— BEGIN —

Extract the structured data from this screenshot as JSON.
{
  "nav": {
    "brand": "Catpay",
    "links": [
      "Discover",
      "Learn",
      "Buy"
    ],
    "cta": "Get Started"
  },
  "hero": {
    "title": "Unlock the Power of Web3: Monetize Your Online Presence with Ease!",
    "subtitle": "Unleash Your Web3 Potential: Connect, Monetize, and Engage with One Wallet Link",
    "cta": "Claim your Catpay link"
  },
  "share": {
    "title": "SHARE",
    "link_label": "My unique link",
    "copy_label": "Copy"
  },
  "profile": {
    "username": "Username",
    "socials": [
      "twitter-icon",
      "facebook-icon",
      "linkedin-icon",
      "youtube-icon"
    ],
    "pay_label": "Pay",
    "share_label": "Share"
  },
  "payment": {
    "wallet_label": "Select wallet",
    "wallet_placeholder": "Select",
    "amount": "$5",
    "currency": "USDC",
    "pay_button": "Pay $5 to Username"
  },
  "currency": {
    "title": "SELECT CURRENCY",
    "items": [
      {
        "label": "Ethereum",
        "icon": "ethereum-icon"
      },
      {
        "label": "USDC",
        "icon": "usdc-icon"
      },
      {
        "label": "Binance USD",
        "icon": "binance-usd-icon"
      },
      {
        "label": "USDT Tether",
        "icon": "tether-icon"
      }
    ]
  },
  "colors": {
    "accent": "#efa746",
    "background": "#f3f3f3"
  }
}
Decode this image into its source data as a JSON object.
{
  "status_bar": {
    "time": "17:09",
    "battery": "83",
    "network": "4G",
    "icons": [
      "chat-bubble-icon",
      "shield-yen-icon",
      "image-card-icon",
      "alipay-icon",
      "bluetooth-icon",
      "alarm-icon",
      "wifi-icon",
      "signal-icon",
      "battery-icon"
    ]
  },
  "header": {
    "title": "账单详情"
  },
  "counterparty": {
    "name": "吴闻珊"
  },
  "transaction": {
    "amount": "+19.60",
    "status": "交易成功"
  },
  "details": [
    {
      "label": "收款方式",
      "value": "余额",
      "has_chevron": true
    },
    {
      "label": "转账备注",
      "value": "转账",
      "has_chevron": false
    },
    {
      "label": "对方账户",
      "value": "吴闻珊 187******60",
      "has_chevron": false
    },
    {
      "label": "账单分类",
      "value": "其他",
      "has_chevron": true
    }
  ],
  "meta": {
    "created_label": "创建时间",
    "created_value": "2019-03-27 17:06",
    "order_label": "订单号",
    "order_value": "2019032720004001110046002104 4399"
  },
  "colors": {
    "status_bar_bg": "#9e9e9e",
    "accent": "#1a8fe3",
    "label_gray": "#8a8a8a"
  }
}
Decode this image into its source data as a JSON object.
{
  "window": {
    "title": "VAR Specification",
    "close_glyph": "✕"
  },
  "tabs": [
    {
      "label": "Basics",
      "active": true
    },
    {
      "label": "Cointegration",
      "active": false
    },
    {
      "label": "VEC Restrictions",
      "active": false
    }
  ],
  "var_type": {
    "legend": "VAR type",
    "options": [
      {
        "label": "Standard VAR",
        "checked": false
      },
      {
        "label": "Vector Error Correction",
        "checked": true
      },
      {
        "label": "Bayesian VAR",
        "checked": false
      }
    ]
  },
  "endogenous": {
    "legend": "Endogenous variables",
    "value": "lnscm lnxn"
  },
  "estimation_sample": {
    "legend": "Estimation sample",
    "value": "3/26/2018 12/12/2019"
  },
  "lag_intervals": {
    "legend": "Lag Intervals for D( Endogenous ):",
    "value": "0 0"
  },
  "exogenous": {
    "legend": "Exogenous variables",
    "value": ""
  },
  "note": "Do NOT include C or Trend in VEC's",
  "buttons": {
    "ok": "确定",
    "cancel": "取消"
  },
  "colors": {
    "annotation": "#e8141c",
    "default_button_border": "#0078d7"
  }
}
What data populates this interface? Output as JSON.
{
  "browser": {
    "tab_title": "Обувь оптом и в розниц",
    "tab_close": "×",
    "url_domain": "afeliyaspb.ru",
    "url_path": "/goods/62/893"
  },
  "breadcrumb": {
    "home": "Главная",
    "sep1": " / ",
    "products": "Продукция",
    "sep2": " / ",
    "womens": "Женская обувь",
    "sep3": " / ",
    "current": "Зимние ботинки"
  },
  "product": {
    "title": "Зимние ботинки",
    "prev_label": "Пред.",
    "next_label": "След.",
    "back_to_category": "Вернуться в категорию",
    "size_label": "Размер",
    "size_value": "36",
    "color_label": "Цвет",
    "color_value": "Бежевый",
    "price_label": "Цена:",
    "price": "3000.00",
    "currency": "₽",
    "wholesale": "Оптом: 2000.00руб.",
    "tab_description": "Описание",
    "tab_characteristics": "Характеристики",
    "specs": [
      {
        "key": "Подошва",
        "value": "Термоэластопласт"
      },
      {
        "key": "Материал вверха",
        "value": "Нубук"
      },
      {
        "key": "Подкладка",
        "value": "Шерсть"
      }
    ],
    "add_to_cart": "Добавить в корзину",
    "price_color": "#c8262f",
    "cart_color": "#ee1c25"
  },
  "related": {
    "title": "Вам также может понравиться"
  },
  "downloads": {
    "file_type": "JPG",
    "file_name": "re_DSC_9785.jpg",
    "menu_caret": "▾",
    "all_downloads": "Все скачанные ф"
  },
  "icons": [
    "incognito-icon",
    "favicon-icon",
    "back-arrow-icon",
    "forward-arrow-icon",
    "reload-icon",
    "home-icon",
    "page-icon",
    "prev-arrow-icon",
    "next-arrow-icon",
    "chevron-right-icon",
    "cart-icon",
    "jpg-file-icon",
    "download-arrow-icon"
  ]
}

— END —

▸ **Exercise requirements**
Print out the whole listing exactly as it appears.

▸ **Complete output**
Extract the structured data from this screenshot as JSON.
{
  "nav": {
    "brand": "Catpay",
    "links": [
      "Discover",
      "Learn",
      "Buy"
    ],
    "cta": "Get Started"
  },
  "hero": {
    "title": "Unlock the Power of Web3: Monetize Your Online Presence with Ease!",
    "subtitle": "Unleash Your Web3 Potential: Connect, Monetize, and Engage with One Wallet Link",
    "cta": "Claim your Catpay link"
  },
  "share": {
    "title": "SHARE",
    "link_label": "My unique link",
    "copy_label": "Copy"
  },
  "profile": {
    "username": "Username",
    "socials": [
      "twitter-icon",
      "facebook-icon",
      "linkedin-icon",
      "youtube-icon"
    ],
    "pay_label": "Pay",
    "share_label": "Share"
  },
  "payment": {
    "wallet_label": "Select wallet",
    "wallet_placeholder": "Select",
    "amount": "$5",
    "currency": "USDC",
    "pay_button": "Pay $5 to Username"
  },
  "currency": {
    "title": "SELECT CURRENCY",
    "items": [
      {
        "label": "Ethereum",
        "icon": "ethereum-icon"
      },
      {
        "label": "USDC",
        "icon": "usdc-icon"
      },
      {
        "label": "Binance USD",
        "icon": "binance-usd-icon"
      },
      {
        "label": "USDT Tether",
        "icon": "tether-icon"
      }
    ]
  },
  "colors": {
    "accent": "#efa746",
    "background": "#f3f3f3"
  }
}
Decode this image into its source data as a JSON object.
{
  "status_bar": {
    "time": "17:09",
    "battery": "83",
    "network": "4G",
    "icons": [
      "chat-bubble-icon",
      "shield-yen-icon",
      "image-card-icon",
      "alipay-icon",
      "bluetooth-icon",
      "alarm-icon",
      "wifi-icon",
      "signal-icon",
      "battery-icon"
    ]
  },
  "header": {
    "title": "账单详情"
  },
  "counterparty": {
    "name": "吴闻珊"
  },
  "transaction": {
    "amount": "+19.60",
    "status": "交易成功"
  },
  "details": [
    {
      "label": "收款方式",
      "value": "余额",
      "has_chevron": true
    },
    {
      "label": "转账备注",
      "value": "转账",
      "has_chevron": false
    },
    {
      "label": "对方账户",
      "value": "吴闻珊 187******60",
      "has_chevron": false
    },
    {
      "label": "账单分类",
      "value": "其他",
      "has_chevron": true
    }
  ],
  "meta": {
    "created_label": "创建时间",
    "created_value": "2019-03-27 17:06",
    "order_label": "订单号",
    "order_value": "2019032720004001110046002104 4399"
  },
  "colors": {
    "status_bar_bg": "#9e9e9e",
    "accent": "#1a8fe3",
    "label_gray": "#8a8a8a"
  }
}
Decode this image into its source data as a JSON object.
{
  "window": {
    "title": "VAR Specification",
    "close_glyph": "✕"
  },
  "tabs": [
    {
      "label": "Basics",
      "active": true
    },
    {
      "label": "Cointegration",
      "active": false
    },
    {
      "label": "VEC Restrictions",
      "active": false
    }
  ],
  "var_type": {
    "legend": "VAR type",
    "options": [
      {
        "label": "Standard VAR",
        "checked": false
      },
      {
        "label": "Vector Error Correction",
        "checked": true
      },
      {
        "label": "Bayesian VAR",
        "checked": false
      }
    ]
  },
  "endogenous": {
    "legend": "Endogenous variables",
    "value": "lnscm lnxn"
  },
  "estimation_sample": {
    "legend": "Estimation sample",
    "value": "3/26/2018 12/12/2019"
  },
  "lag_intervals": {
    "legend": "Lag Intervals for D( Endogenous ):",
    "value": "0 0"
  },
  "exogenous": {
    "legend": "Exogenous variables",
    "value": ""
  },
  "note": "Do NOT include C or Trend in VEC's",
  "buttons": {
    "ok": "确定",
    "cancel": "取消"
  },
  "colors": {
    "annotation": "#e8141c",
    "default_button_border": "#0078d7"
  }
}
What data populates this interface? Output as JSON.
{
  "browser": {
    "tab_title": "Обувь оптом и в розниц",
    "tab_close": "×",
    "url_domain": "afeliyaspb.ru",
    "url_path": "/goods/62/893"
  },
  "breadcrumb": {
    "home": "Главная",
    "sep1": " / ",
    "products": "Продукция",
    "sep2": " / ",
    "womens": "Женская обувь",
    "sep3": " / ",
    "current": "Зимние ботинки"
  },
  "product": {
    "title": "Зимние ботинки",
    "prev_label": "Пред.",
    "next_label": "След.",
    "back_to_category": "Вернуться в категорию",
    "size_label": "Размер",
    "size_value": "36",
    "color_label": "Цвет",
    "color_value": "Бежевый",
    "price_label": "Цена:",
    "price": "3000.00",
    "currency": "₽",
    "wholesale": "Оптом: 2000.00руб.",
    "tab_description": "Описание",
    "tab_characteristics": "Характеристики",
    "specs": [
      {
        "key": "Подошва",
        "value": "Термоэластопласт"
      },
      {
        "key": "Материал вверха",
        "value": "Нубук"
      },
      {
        "key": "Подкладка",
        "value": "Шерсть"
      }
    ],
    "add_to_cart": "Добавить в корзину",
    "price_color": "#c8262f",
    "cart_color": "#ee1c25"
  },
  "related": {
    "title": "Вам также может понравиться"
  },
  "downloads": {
    "file_type": "JPG",
    "file_name": "re_DSC_9785.jpg",
    "menu_caret": "▾",
    "all_downloads": "Все скачанные ф"
  },
  "icons": [
    "incognito-icon",
    "favicon-icon",
    "back-arrow-icon",
    "forward-arrow-icon",
    "reload-icon",
    "home-icon",
    "page-icon",
    "prev-arrow-icon",
    "next-arrow-icon",
    "chevron-right-icon",
    "cart-icon",
    "jpg-file-icon",
    "download-arrow-icon"
  ]
}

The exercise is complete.